* **Request**
Count lines holding the word "tadqiqotida". Only the number is wanted.

(Stored records)
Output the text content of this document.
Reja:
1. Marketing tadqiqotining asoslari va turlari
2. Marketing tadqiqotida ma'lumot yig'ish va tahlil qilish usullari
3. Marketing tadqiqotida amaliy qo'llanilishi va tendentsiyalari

---

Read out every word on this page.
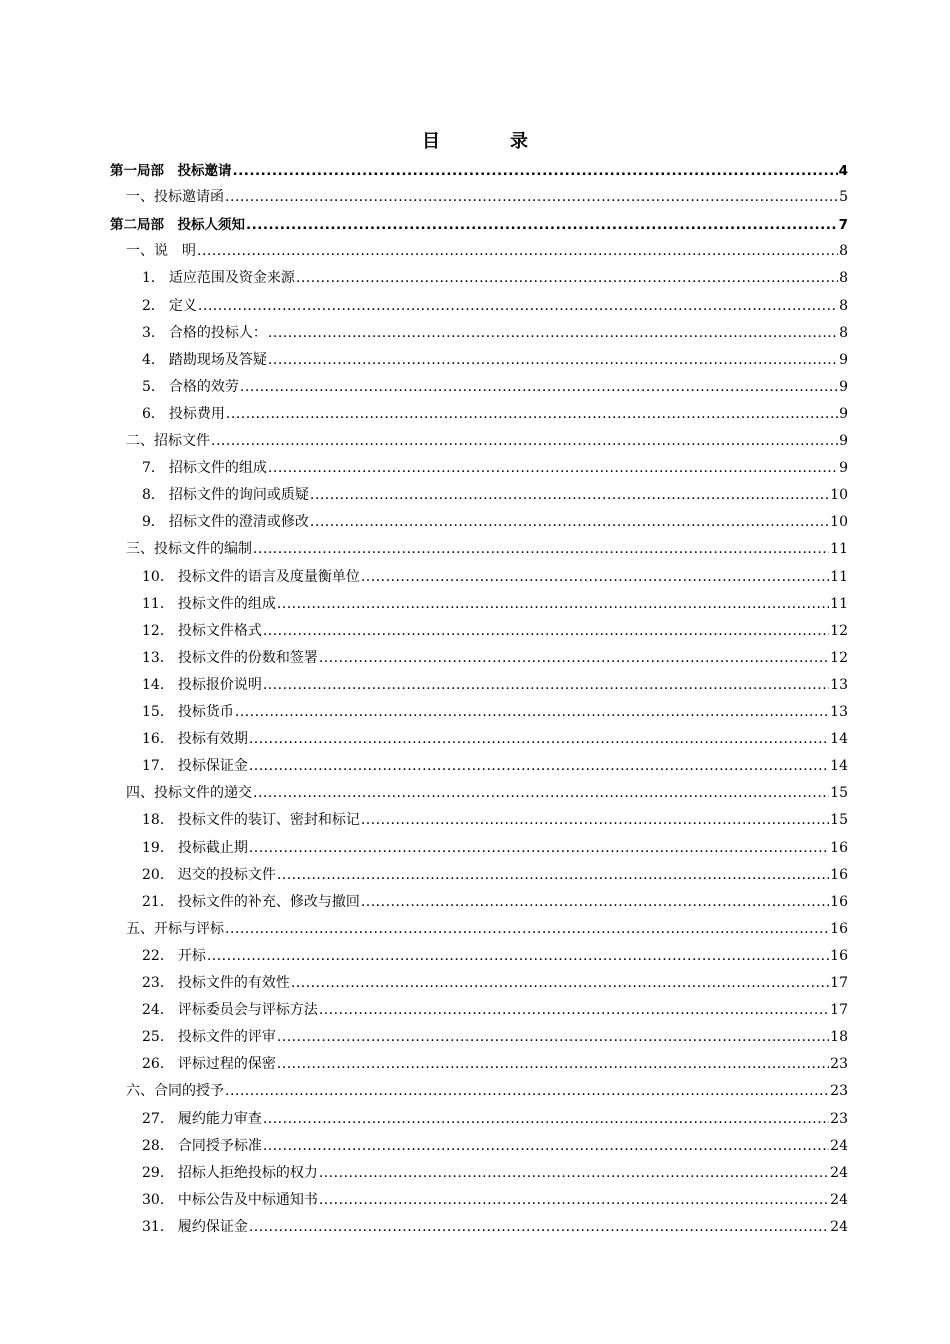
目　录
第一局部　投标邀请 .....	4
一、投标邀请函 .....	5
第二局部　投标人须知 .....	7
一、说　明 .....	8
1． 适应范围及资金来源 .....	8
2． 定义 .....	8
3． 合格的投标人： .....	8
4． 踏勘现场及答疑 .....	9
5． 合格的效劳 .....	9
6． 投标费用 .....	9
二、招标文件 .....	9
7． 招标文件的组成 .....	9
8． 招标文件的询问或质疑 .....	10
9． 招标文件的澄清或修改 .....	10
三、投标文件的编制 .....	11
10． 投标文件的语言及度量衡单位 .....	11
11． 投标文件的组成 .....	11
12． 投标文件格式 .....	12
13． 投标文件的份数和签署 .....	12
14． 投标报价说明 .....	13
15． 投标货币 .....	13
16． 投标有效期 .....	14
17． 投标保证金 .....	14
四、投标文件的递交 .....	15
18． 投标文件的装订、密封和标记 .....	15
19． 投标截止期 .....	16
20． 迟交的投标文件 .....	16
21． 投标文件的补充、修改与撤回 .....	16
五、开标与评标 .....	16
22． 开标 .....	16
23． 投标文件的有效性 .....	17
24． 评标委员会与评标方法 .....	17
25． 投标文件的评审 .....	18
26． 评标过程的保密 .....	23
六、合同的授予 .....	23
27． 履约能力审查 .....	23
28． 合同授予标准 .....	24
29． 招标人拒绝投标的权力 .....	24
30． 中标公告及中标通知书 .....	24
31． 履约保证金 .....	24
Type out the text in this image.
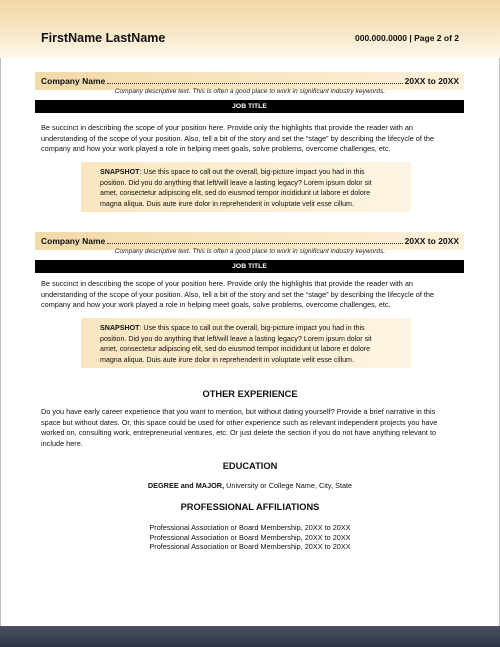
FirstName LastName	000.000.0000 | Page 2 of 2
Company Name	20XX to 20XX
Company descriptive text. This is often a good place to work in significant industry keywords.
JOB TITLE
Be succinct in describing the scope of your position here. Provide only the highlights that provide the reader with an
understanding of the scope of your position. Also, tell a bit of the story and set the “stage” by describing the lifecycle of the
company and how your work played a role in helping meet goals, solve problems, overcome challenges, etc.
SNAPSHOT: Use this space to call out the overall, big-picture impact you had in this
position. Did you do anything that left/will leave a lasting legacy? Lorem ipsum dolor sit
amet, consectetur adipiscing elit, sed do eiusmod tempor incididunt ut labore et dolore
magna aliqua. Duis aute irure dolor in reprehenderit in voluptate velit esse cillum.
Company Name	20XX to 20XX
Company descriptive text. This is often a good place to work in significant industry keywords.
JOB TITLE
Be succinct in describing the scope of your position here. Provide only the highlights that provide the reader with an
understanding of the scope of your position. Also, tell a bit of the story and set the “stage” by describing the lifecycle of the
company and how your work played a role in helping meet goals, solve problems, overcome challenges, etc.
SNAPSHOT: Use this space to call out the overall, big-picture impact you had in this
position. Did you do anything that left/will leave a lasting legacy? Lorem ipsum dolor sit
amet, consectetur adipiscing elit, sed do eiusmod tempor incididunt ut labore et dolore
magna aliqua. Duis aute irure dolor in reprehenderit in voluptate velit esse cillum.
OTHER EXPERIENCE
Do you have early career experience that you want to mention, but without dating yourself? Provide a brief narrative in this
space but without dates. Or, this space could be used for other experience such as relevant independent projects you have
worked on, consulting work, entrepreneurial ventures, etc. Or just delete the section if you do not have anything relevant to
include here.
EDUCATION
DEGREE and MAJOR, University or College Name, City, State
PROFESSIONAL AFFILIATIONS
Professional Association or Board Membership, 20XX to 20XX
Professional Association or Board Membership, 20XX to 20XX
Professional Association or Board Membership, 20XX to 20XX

* **Worked solution**
2